▸ What you need to do
Pull out every line containing the string "ΤΕΣΤ".
--- START Records shown ---
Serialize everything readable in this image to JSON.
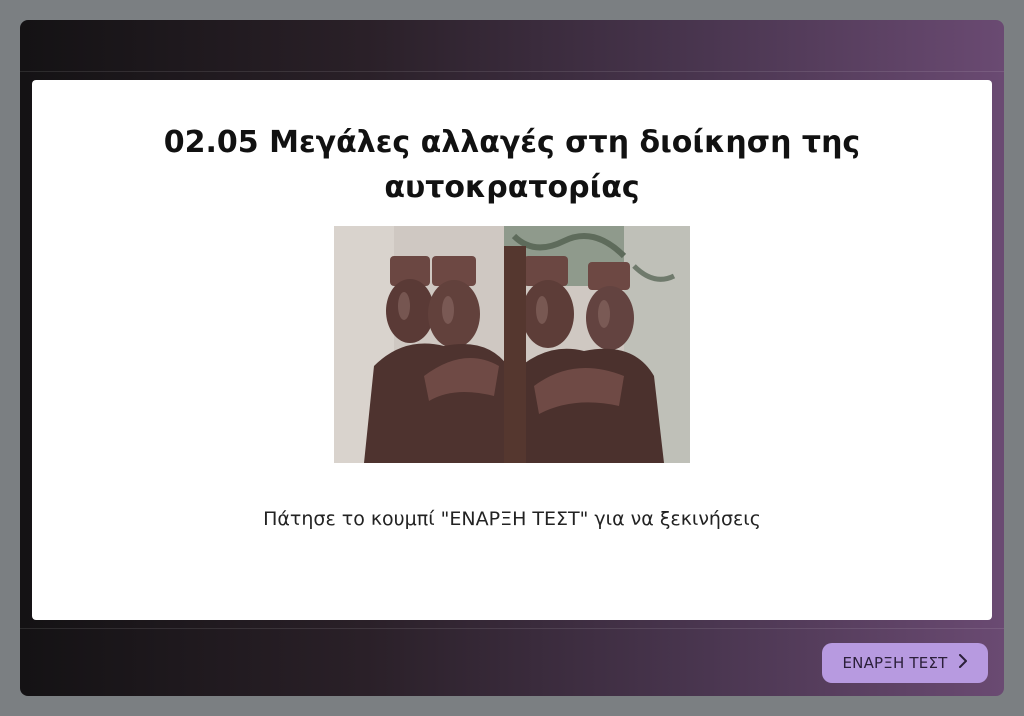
{
  "slide": {
    "title_line1": "02.05 Μεγάλες αλλαγές στη διοίκηση της",
    "title_line2": "αυτοκρατορίας",
    "instruction": "Πάτησε το κουμπί \"ΕΝΑΡΞΗ ΤΕΣΤ\" για να ξεκινήσεις"
  },
  "footer": {
    "start_label": "ΕΝΑΡΞΗ ΤΕΣΤ",
    "start_icon": "chevron-right-icon"
  },
  "colors": {
    "button_bg": "#b79ae0",
    "card_bg": "#ffffff",
    "frame_gradient_end": "#6a4a72"
  }
}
--- END Records shown ---
▸ Finished exercise
    "instruction": "Πάτησε το κουμπί \"ΕΝΑΡΞΗ ΤΕΣΤ\" για να ξεκινήσεις"
    "start_label": "ΕΝΑΡΞΗ ΤΕΣΤ",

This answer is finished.